The data must be written out once more, precisely as given.

**DATA SHOWN**.
****************************************
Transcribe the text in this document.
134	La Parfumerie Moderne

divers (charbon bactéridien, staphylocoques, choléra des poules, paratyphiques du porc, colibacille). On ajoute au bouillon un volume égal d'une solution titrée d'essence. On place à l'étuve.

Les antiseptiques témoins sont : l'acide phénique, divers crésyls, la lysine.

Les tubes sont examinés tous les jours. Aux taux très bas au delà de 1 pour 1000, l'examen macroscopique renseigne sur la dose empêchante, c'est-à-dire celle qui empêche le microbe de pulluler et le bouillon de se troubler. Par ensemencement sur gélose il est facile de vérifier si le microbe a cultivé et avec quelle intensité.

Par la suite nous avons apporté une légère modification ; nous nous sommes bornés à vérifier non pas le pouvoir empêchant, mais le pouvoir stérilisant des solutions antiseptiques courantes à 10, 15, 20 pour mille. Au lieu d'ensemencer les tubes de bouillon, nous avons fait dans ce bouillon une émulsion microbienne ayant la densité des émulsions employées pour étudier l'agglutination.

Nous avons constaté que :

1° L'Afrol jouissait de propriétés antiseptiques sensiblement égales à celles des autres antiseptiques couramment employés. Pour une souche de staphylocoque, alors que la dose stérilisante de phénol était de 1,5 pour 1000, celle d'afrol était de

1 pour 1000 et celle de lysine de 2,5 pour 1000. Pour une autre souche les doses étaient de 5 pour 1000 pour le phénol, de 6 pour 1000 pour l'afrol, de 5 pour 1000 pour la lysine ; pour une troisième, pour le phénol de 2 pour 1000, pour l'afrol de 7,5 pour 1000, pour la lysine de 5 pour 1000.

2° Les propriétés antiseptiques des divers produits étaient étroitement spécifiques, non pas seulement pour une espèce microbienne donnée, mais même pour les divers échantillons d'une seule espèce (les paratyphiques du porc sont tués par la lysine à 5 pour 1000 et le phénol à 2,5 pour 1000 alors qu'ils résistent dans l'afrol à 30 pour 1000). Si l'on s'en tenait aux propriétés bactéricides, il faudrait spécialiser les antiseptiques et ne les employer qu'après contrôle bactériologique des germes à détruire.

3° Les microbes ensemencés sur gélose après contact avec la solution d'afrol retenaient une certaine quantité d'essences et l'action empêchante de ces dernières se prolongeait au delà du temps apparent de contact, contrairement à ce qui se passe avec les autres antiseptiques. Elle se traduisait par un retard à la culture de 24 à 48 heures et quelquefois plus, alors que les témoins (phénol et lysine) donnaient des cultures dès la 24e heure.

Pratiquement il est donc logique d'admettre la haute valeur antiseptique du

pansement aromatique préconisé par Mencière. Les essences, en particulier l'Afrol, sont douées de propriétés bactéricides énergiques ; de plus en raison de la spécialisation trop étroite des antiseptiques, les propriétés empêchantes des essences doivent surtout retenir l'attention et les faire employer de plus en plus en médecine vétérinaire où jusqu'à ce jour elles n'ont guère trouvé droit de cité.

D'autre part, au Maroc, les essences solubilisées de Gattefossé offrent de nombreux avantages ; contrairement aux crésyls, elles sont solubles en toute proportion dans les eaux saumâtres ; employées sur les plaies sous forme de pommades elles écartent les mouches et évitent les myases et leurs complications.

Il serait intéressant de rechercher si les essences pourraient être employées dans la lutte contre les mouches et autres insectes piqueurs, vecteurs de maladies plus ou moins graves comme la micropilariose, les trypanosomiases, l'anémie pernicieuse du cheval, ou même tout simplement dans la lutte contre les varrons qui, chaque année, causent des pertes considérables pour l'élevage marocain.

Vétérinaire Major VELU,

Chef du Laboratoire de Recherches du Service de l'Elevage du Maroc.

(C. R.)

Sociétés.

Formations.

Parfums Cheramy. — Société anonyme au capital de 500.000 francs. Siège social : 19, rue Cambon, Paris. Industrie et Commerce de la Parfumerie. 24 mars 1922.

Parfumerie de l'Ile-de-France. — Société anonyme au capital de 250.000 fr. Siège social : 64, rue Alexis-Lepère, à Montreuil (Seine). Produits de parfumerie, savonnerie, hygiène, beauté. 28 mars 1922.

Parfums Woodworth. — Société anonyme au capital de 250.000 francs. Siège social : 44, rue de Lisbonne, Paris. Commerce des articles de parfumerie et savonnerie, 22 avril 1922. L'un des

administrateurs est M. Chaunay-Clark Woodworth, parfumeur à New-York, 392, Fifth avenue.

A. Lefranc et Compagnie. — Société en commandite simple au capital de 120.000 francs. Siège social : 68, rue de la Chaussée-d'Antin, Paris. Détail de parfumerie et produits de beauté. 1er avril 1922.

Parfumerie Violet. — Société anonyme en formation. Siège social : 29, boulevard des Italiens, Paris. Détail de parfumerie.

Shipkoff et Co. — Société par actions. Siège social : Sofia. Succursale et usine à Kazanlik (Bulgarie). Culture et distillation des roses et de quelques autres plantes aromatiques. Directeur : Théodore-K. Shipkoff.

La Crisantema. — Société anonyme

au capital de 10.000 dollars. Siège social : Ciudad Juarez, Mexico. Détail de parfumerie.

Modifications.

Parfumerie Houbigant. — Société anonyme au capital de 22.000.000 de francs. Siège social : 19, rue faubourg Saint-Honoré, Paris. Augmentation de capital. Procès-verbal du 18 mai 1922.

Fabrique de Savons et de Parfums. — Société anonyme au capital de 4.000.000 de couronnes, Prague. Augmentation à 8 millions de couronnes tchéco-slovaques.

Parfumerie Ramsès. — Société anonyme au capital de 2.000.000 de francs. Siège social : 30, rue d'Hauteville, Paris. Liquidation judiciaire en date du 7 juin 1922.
****************************************
**THE REPLY**.
Transcribe the text in this document.
134	La Parfumerie Moderne

divers (charbon bactéridien, staphylocoques, choléra des poules, paratyphiques du porc, colibacille). On ajoute au bouillon un volume égal d'une solution titrée d'essence. On place à l'étuve.

Les antiseptiques témoins sont : l'acide phénique, divers crésyls, la lysine.

Les tubes sont examinés tous les jours. Aux taux très bas au delà de 1 pour 1000, l'examen macroscopique renseigne sur la dose empêchante, c'est-à-dire celle qui empêche le microbe de pulluler et le bouillon de se troubler. Par ensemencement sur gélose il est facile de vérifier si le microbe a cultivé et avec quelle intensité.

Par la suite nous avons apporté une légère modification ; nous nous sommes bornés à vérifier non pas le pouvoir empêchant, mais le pouvoir stérilisant des solutions antiseptiques courantes à 10, 15, 20 pour mille. Au lieu d'ensemencer les tubes de bouillon, nous avons fait dans ce bouillon une émulsion microbienne ayant la densité des émulsions employées pour étudier l'agglutination.

Nous avons constaté que :

1° L'Afrol jouissait de propriétés antiseptiques sensiblement égales à celles des autres antiseptiques couramment employés. Pour une souche de staphylocoque, alors que la dose stérilisante de phénol était de 1,5 pour 1000, celle d'afrol était de

1 pour 1000 et celle de lysine de 2,5 pour 1000. Pour une autre souche les doses étaient de 5 pour 1000 pour le phénol, de 6 pour 1000 pour l'afrol, de 5 pour 1000 pour la lysine ; pour une troisième, pour le phénol de 2 pour 1000, pour l'afrol de 7,5 pour 1000, pour la lysine de 5 pour 1000.

2° Les propriétés antiseptiques des divers produits étaient étroitement spécifiques, non pas seulement pour une espèce microbienne donnée, mais même pour les divers échantillons d'une seule espèce (les paratyphiques du porc sont tués par la lysine à 5 pour 1000 et le phénol à 2,5 pour 1000 alors qu'ils résistent dans l'afrol à 30 pour 1000). Si l'on s'en tenait aux propriétés bactéricides, il faudrait spécialiser les antiseptiques et ne les employer qu'après contrôle bactériologique des germes à détruire.

3° Les microbes ensemencés sur gélose après contact avec la solution d'afrol retenaient une certaine quantité d'essences et l'action empêchante de ces dernières se prolongeait au delà du temps apparent de contact, contrairement à ce qui se passe avec les autres antiseptiques. Elle se traduisait par un retard à la culture de 24 à 48 heures et quelquefois plus, alors que les témoins (phénol et lysine) donnaient des cultures dès la 24e heure.

Pratiquement il est donc logique d'admettre la haute valeur antiseptique du

pansement aromatique préconisé par Mencière. Les essences, en particulier l'Afrol, sont douées de propriétés bactéricides énergiques ; de plus en raison de la spécialisation trop étroite des antiseptiques, les propriétés empêchantes des essences doivent surtout retenir l'attention et les faire employer de plus en plus en médecine vétérinaire où jusqu'à ce jour elles n'ont guère trouvé droit de cité.

D'autre part, au Maroc, les essences solubilisées de Gattefossé offrent de nombreux avantages ; contrairement aux crésyls, elles sont solubles en toute proportion dans les eaux saumâtres ; employées sur les plaies sous forme de pommades elles écartent les mouches et évitent les myases et leurs complications.

Il serait intéressant de rechercher si les essences pourraient être employées dans la lutte contre les mouches et autres insectes piqueurs, vecteurs de maladies plus ou moins graves comme la micropilariose, les trypanosomiases, l'anémie pernicieuse du cheval, ou même tout simplement dans la lutte contre les varrons qui, chaque année, causent des pertes considérables pour l'élevage marocain.

Vétérinaire Major VELU,

Chef du Laboratoire de Recherches du Service de l'Elevage du Maroc.

(C. R.)

Sociétés.

Formations.

Parfums Cheramy. — Société anonyme au capital de 500.000 francs. Siège social : 19, rue Cambon, Paris. Industrie et Commerce de la Parfumerie. 24 mars 1922.

Parfumerie de l'Ile-de-France. — Société anonyme au capital de 250.000 fr. Siège social : 64, rue Alexis-Lepère, à Montreuil (Seine). Produits de parfumerie, savonnerie, hygiène, beauté. 28 mars 1922.

Parfums Woodworth. — Société anonyme au capital de 250.000 francs. Siège social : 44, rue de Lisbonne, Paris. Commerce des articles de parfumerie et savonnerie, 22 avril 1922. L'un des

administrateurs est M. Chaunay-Clark Woodworth, parfumeur à New-York, 392, Fifth avenue.

A. Lefranc et Compagnie. — Société en commandite simple au capital de 120.000 francs. Siège social : 68, rue de la Chaussée-d'Antin, Paris. Détail de parfumerie et produits de beauté. 1er avril 1922.

Parfumerie Violet. — Société anonyme en formation. Siège social : 29, boulevard des Italiens, Paris. Détail de parfumerie.

Shipkoff et Co. — Société par actions. Siège social : Sofia. Succursale et usine à Kazanlik (Bulgarie). Culture et distillation des roses et de quelques autres plantes aromatiques. Directeur : Théodore-K. Shipkoff.

La Crisantema. — Société anonyme

au capital de 10.000 dollars. Siège social : Ciudad Juarez, Mexico. Détail de parfumerie.

Modifications.

Parfumerie Houbigant. — Société anonyme au capital de 22.000.000 de francs. Siège social : 19, rue faubourg Saint-Honoré, Paris. Augmentation de capital. Procès-verbal du 18 mai 1922.

Fabrique de Savons et de Parfums. — Société anonyme au capital de 4.000.000 de couronnes, Prague. Augmentation à 8 millions de couronnes tchéco-slovaques.

Parfumerie Ramsès. — Société anonyme au capital de 2.000.000 de francs. Siège social : 30, rue d'Hauteville, Paris. Liquidation judiciaire en date du 7 juin 1922.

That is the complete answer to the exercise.